(Problem)
Where does the string "JSON" appear in the records? Copy every line that contains it.

(The data)
########################################

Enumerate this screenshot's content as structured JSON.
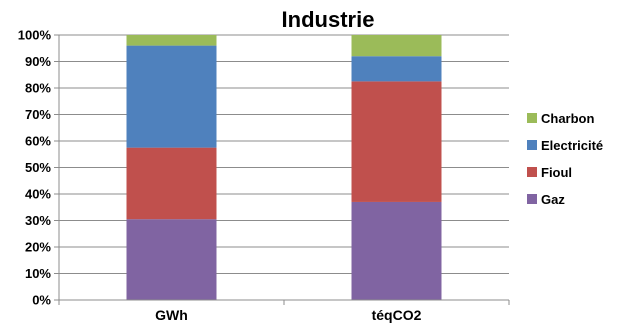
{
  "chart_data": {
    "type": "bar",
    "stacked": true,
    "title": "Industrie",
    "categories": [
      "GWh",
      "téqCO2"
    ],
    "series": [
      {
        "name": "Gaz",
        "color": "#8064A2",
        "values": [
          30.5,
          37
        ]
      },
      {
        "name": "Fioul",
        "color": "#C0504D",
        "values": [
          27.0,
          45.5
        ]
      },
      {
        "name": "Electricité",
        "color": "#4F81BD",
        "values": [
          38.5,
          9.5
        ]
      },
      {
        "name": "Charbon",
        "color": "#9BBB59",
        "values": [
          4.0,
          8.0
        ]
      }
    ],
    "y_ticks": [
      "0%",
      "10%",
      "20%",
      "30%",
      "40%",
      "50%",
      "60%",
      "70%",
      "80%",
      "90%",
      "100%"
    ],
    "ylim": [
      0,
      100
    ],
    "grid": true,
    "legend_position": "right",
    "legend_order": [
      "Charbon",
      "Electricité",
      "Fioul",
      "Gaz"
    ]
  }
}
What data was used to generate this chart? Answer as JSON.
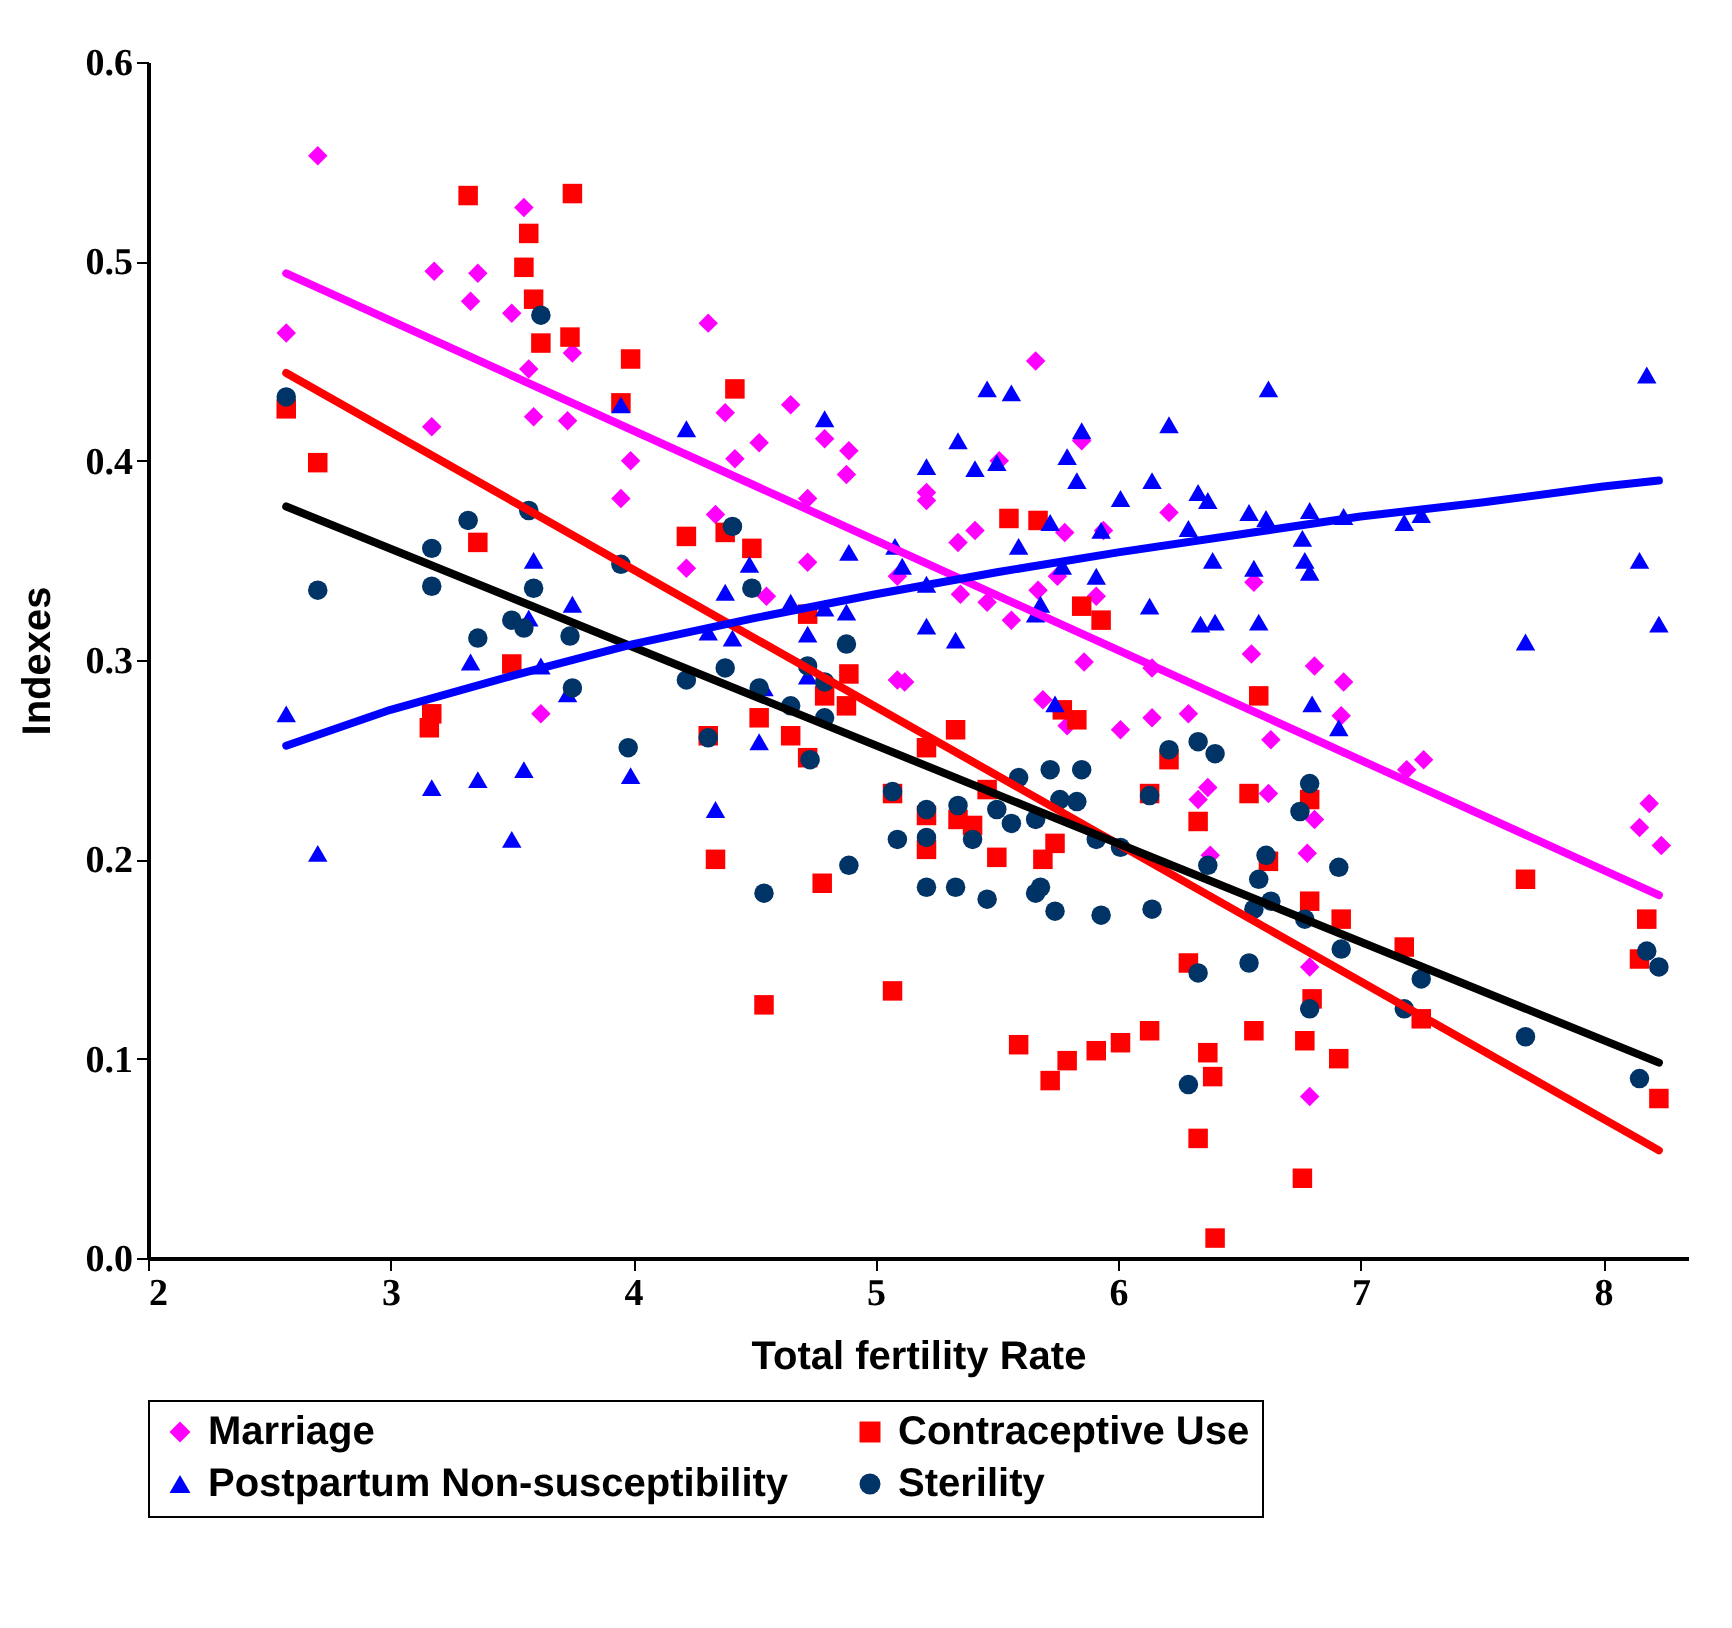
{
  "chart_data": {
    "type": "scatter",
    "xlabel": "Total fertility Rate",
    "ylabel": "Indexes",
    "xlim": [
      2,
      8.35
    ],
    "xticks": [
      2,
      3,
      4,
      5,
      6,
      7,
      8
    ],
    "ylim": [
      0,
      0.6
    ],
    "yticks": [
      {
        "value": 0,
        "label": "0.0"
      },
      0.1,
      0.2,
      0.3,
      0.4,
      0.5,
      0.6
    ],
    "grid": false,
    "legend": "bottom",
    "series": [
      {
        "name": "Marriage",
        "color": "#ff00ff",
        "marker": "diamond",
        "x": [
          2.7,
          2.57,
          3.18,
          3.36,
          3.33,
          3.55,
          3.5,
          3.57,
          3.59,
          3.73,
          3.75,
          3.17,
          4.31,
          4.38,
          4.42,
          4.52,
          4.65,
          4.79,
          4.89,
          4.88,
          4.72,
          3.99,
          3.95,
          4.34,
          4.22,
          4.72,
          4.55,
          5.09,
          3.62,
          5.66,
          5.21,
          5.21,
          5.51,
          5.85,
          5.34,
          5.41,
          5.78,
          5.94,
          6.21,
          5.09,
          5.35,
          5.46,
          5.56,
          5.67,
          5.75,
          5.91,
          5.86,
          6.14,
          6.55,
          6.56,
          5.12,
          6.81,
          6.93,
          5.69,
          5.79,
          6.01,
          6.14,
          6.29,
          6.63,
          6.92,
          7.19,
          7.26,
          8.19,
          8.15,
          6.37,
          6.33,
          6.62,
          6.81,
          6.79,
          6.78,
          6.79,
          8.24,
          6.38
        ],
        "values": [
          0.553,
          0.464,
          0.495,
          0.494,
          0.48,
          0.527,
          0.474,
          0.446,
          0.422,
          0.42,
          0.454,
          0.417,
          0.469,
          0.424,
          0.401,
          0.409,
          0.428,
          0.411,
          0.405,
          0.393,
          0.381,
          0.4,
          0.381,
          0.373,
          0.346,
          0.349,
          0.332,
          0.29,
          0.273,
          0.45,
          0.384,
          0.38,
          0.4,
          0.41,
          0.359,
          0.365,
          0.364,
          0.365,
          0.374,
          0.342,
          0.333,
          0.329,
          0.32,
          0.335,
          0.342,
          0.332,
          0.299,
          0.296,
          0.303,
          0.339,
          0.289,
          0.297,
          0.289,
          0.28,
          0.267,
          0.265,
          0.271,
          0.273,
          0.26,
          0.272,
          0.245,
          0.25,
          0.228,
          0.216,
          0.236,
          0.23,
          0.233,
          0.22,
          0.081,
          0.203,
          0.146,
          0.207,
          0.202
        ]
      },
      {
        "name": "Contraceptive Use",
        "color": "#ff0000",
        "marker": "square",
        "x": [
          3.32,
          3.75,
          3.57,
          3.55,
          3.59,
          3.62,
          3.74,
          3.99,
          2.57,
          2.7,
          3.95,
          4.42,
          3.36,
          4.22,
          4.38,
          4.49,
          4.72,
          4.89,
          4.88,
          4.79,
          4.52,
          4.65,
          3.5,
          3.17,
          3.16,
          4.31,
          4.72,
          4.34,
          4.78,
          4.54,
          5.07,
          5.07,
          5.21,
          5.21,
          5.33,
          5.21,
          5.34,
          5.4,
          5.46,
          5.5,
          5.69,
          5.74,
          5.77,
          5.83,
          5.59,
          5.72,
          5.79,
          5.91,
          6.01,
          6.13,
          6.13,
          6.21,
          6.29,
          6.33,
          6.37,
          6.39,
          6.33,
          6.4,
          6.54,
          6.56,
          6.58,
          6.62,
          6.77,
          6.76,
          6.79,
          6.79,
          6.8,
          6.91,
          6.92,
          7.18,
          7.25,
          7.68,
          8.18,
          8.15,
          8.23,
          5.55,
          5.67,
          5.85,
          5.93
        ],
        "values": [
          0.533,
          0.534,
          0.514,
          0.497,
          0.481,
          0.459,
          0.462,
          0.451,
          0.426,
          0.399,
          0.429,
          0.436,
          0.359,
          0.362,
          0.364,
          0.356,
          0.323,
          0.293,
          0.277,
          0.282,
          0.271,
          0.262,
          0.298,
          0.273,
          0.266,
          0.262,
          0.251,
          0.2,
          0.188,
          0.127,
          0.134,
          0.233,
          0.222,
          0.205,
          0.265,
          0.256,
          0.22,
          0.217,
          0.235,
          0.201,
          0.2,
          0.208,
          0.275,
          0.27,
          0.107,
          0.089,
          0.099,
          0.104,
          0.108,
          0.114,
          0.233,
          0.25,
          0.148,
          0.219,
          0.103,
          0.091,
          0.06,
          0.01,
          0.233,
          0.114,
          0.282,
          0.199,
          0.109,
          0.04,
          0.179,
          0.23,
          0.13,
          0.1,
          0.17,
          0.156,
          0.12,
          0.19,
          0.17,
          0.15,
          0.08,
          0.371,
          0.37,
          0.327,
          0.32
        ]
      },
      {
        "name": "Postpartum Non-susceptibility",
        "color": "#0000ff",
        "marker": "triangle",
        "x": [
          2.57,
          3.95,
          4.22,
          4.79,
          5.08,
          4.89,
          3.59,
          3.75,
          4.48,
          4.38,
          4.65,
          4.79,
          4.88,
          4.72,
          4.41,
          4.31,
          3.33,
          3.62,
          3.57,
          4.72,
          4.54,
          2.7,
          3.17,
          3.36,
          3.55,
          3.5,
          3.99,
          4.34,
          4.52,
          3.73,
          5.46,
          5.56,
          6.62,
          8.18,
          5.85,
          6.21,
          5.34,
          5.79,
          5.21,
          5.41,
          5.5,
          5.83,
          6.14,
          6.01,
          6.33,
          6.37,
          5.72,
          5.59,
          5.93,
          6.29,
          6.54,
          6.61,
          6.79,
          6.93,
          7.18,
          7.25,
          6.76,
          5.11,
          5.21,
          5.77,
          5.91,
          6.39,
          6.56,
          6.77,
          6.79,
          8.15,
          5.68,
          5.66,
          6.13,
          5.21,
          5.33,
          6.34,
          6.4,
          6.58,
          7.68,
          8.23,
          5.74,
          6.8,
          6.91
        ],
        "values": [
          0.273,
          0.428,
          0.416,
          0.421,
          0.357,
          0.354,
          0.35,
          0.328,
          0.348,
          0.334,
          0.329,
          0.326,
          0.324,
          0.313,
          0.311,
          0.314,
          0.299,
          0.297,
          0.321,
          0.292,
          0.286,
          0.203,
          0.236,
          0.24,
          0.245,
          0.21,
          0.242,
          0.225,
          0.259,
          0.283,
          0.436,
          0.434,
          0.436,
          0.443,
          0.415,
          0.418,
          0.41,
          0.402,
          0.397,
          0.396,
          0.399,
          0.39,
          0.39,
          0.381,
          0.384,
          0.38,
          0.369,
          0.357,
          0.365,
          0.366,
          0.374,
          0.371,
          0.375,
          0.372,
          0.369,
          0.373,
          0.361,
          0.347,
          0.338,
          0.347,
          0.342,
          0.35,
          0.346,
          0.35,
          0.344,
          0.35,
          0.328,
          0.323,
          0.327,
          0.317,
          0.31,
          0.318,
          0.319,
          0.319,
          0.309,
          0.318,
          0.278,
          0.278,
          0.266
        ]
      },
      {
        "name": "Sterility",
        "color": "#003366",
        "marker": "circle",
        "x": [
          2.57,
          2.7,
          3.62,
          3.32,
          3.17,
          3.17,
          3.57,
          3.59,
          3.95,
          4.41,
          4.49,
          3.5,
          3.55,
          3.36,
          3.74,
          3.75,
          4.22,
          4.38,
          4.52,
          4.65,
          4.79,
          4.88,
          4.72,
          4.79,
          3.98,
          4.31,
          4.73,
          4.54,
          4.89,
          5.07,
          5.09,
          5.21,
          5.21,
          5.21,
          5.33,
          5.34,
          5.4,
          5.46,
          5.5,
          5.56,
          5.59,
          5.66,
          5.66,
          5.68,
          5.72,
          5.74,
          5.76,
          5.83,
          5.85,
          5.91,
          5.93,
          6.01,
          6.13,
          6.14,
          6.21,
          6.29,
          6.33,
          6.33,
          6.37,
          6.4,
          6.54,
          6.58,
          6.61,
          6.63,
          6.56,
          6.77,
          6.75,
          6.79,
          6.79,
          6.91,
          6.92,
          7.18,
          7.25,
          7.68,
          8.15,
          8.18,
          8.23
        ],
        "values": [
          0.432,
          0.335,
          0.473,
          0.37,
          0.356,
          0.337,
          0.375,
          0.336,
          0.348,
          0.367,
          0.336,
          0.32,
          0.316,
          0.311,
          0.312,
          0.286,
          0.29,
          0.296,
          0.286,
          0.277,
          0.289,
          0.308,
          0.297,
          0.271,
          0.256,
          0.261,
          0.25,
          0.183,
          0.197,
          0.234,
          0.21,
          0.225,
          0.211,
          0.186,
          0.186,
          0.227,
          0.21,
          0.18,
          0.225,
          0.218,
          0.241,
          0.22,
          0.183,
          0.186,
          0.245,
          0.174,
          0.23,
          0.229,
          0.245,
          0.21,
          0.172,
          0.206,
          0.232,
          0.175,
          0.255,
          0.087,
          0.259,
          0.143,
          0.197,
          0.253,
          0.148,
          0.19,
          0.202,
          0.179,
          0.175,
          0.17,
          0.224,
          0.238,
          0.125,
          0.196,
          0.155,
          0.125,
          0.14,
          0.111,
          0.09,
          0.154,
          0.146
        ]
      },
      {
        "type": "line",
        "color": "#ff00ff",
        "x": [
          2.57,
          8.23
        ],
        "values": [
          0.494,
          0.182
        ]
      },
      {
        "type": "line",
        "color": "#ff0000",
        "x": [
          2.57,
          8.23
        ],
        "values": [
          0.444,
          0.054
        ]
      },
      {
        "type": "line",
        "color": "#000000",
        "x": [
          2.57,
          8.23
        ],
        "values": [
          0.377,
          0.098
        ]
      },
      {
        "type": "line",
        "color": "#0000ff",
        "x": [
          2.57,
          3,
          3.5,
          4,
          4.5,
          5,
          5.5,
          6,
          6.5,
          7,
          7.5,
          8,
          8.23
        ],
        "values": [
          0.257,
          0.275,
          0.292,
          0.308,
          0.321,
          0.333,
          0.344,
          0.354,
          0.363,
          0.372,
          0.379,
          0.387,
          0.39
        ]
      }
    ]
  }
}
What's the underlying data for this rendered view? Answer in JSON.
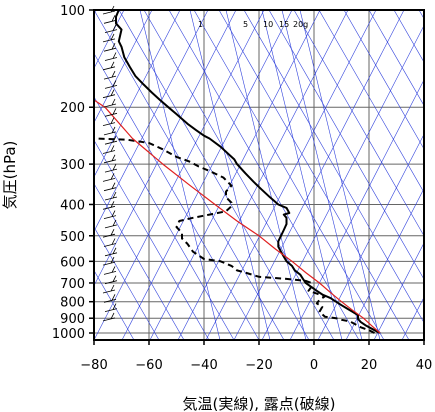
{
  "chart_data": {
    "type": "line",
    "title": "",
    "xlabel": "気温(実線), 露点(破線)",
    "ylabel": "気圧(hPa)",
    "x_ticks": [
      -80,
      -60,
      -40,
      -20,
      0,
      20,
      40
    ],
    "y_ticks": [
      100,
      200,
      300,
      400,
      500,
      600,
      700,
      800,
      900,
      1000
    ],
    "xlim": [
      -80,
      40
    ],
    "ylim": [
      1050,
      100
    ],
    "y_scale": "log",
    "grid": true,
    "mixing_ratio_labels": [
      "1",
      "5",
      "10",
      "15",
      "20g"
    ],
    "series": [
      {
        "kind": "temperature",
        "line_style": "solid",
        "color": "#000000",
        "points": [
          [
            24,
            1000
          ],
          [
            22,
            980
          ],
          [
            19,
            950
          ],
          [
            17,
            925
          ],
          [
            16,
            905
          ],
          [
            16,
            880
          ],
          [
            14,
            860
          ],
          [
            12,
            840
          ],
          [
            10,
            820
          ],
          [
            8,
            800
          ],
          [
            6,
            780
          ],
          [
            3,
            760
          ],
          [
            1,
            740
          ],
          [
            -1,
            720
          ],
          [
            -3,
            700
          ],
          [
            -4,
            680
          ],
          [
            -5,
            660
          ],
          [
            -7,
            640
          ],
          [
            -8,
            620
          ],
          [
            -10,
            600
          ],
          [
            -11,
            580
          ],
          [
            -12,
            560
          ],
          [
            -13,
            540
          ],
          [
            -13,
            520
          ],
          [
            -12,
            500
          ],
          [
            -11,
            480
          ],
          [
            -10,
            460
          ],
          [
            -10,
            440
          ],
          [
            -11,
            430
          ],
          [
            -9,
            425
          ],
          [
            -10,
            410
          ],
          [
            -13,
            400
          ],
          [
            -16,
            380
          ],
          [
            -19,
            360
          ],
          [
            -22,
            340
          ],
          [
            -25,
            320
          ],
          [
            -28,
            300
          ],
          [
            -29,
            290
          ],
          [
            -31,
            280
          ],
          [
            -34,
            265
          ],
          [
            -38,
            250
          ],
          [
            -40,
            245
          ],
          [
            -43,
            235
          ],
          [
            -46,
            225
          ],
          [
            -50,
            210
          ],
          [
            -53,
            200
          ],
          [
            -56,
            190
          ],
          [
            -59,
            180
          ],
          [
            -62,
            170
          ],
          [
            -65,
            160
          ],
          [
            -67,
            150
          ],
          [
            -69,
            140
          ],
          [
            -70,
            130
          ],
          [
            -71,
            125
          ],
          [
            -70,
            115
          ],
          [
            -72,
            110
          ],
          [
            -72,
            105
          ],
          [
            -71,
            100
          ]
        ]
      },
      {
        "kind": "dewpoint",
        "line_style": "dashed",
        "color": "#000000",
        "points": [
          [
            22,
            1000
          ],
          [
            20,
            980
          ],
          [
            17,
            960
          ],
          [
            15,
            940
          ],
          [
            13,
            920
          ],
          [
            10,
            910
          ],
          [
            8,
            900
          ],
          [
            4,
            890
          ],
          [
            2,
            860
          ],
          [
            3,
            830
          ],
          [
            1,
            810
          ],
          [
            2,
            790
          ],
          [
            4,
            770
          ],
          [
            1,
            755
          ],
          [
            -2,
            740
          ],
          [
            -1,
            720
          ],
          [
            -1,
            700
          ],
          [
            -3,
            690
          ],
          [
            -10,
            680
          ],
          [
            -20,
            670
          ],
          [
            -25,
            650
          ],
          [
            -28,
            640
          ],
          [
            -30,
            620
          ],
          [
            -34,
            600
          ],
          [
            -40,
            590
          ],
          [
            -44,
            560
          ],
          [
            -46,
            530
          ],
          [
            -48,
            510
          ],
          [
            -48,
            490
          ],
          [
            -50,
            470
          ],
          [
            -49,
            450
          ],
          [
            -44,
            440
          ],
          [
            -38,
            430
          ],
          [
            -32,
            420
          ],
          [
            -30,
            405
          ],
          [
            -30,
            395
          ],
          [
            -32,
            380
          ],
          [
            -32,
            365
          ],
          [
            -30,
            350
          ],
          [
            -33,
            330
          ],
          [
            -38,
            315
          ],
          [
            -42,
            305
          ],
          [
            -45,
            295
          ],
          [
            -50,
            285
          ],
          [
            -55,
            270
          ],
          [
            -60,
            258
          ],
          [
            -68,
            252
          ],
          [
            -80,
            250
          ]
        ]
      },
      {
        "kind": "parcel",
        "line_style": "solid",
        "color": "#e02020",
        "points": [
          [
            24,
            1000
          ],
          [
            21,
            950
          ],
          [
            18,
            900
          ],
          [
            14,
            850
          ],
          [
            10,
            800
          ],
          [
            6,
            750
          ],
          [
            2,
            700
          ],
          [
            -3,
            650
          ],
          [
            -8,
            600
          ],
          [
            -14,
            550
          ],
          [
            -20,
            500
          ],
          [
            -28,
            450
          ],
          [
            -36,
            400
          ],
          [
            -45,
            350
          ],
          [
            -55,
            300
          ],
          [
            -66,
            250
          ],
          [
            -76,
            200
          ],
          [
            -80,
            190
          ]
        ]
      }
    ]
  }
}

########################################

(The solution)
Enumerate this screenshot's content as structured JSON.
What data was used to generate this chart? Answer as JSON.
What's the underlying data for this rendered view? Answer in JSON.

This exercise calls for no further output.